» **What you have to do**: Pull out every line of the listing below where "الحيوان" appears.

» **Entries shown**:
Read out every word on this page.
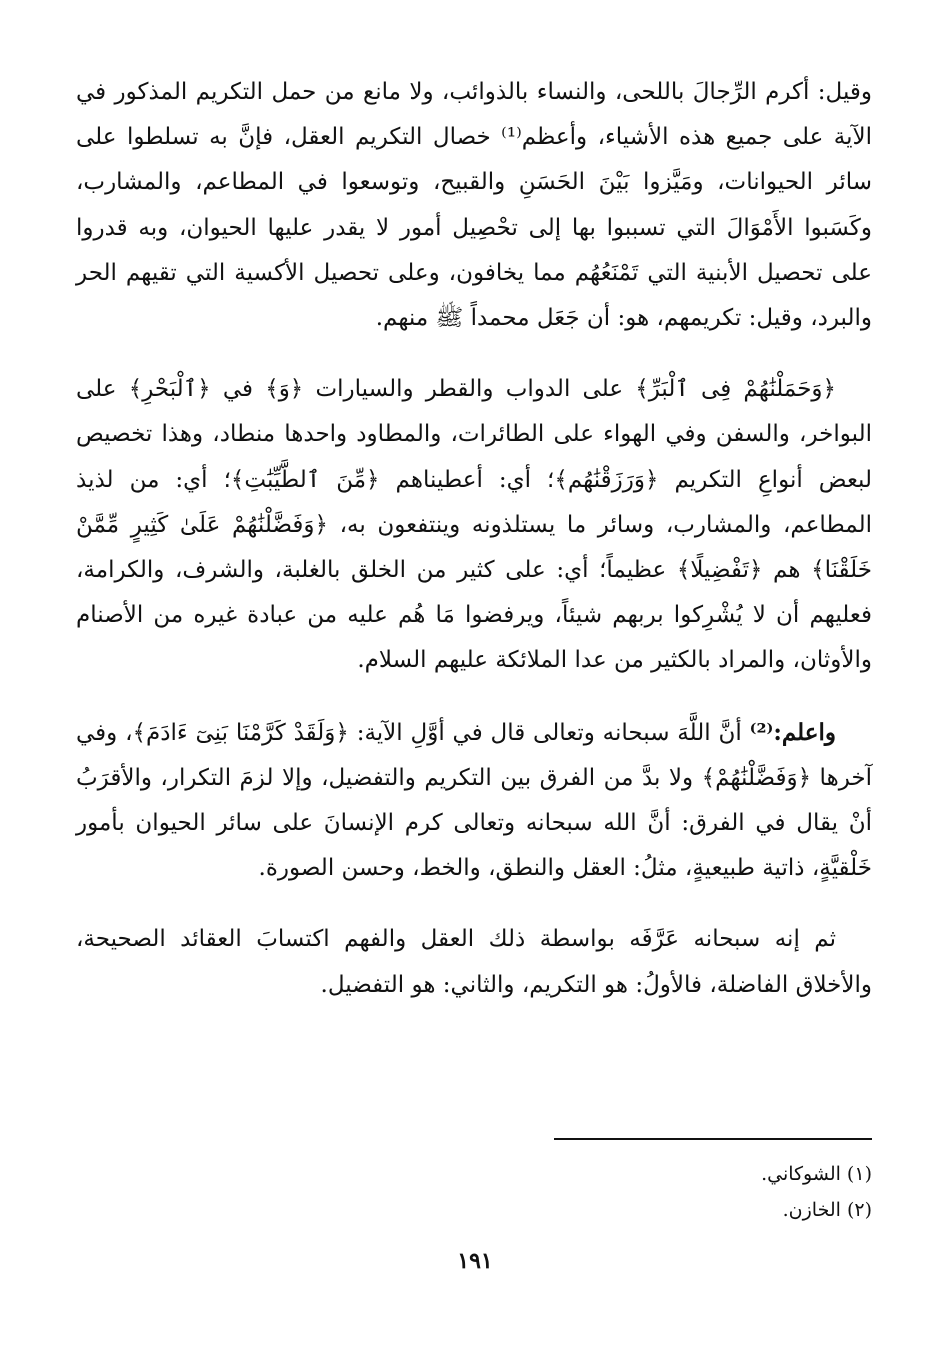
وقيل: أكرم الرِّجالَ باللحى، والنساء بالذوائب، ولا مانع من حمل التكريم المذكور في الآية على جميع هذه الأشياء، وأعظم⁽¹⁾ خصال التكريم العقل، فإنَّ به تسلطوا على سائر الحيوانات، ومَيَّزوا بَيْنَ الحَسَنِ والقبيح، وتوسعوا في المطاعم، والمشارب، وكَسَبوا الأَمْوَالَ التي تسببوا بها إلى تحْصِيل أمور لا يقدر عليها الحيوان، وبه قدروا على تحصيل الأبنية التي تَمْنَعُهُم مما يخافون، وعلى تحصيل الأكسية التي تقيهم الحر والبرد، وقيل: تكريمهم، هو: أن جَعَل محمداً ﷺ منهم.

﴿وَحَمَلْنَٰهُمْ فِى ٱلْبَرِّ﴾ على الدواب والقطر والسيارات ﴿وَ﴾ في ﴿ٱلْبَحْرِ﴾ على البواخر، والسفن وفي الهواء على الطائرات، والمطاود واحدها منطاد، وهذا تخصيص لبعض أنواعِ التكريم ﴿وَرَزَقْنَٰهُم﴾؛ أي: أعطيناهم ﴿مِّنَ ٱلطَّيِّبَٰتِ﴾؛ أي: من لذيذ المطاعم، والمشارب، وسائر ما يستلذونه وينتفعون به، ﴿وَفَضَّلْنَٰهُمْ عَلَىٰ كَثِيرٍ مِّمَّنْ خَلَقْنَا﴾ هم ﴿تَفْضِيلًا﴾ عظيماً؛ أي: على كثير من الخلق بالغلبة، والشرف، والكرامة، فعليهم أن لا يُشْرِكوا بربهم شيئاً، ويرفضوا مَا هُم عليه من عبادة غيره من الأصنام والأوثان، والمراد بالكثير من عدا الملائكة عليهم السلام.

واعلم:⁽²⁾ أنَّ اللَّهَ سبحانه وتعالى قال في أوَّلِ الآية: ﴿وَلَقَدْ كَرَّمْنَا بَنِىٓ ءَادَمَ﴾، وفي آخرها ﴿وَفَضَّلْنَٰهُمْ﴾ ولا بدَّ من الفرق بين التكريم والتفضيل، وإلا لزمَ التكرار، والأقرَبُ أنْ يقال في الفرق: أنَّ الله سبحانه وتعالى كرم الإنسانَ على سائر الحيوان بأمور خَلْقيَّةٍ، ذاتية طبيعيةٍ، مثلُ: العقل والنطق، والخط، وحسن الصورة.

ثم إنه سبحانه عَرَّفَه بواسطة ذلك العقل والفهم اكتسابَ العقائد الصحيحة، والأخلاق الفاضلة، فالأولُ: هو التكريم، والثاني: هو التفضيل.

(١) الشوكاني.

(٢) الخازن.

١٩١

» **Task result**:
وقيل: أكرم الرِّجالَ باللحى، والنساء بالذوائب، ولا مانع من حمل التكريم المذكور في الآية على جميع هذه الأشياء، وأعظم⁽¹⁾ خصال التكريم العقل، فإنَّ به تسلطوا على سائر الحيوانات، ومَيَّزوا بَيْنَ الحَسَنِ والقبيح، وتوسعوا في المطاعم، والمشارب، وكَسَبوا الأَمْوَالَ التي تسببوا بها إلى تحْصِيل أمور لا يقدر عليها الحيوان، وبه قدروا على تحصيل الأبنية التي تَمْنَعُهُم مما يخافون، وعلى تحصيل الأكسية التي تقيهم الحر والبرد، وقيل: تكريمهم، هو: أن جَعَل محمداً ﷺ منهم.
واعلم:⁽²⁾ أنَّ اللَّهَ سبحانه وتعالى قال في أوَّلِ الآية: ﴿وَلَقَدْ كَرَّمْنَا بَنِىٓ ءَادَمَ﴾، وفي آخرها ﴿وَفَضَّلْنَٰهُمْ﴾ ولا بدَّ من الفرق بين التكريم والتفضيل، وإلا لزمَ التكرار، والأقرَبُ أنْ يقال في الفرق: أنَّ الله سبحانه وتعالى كرم الإنسانَ على سائر الحيوان بأمور خَلْقيَّةٍ، ذاتية طبيعيةٍ، مثلُ: العقل والنطق، والخط، وحسن الصورة.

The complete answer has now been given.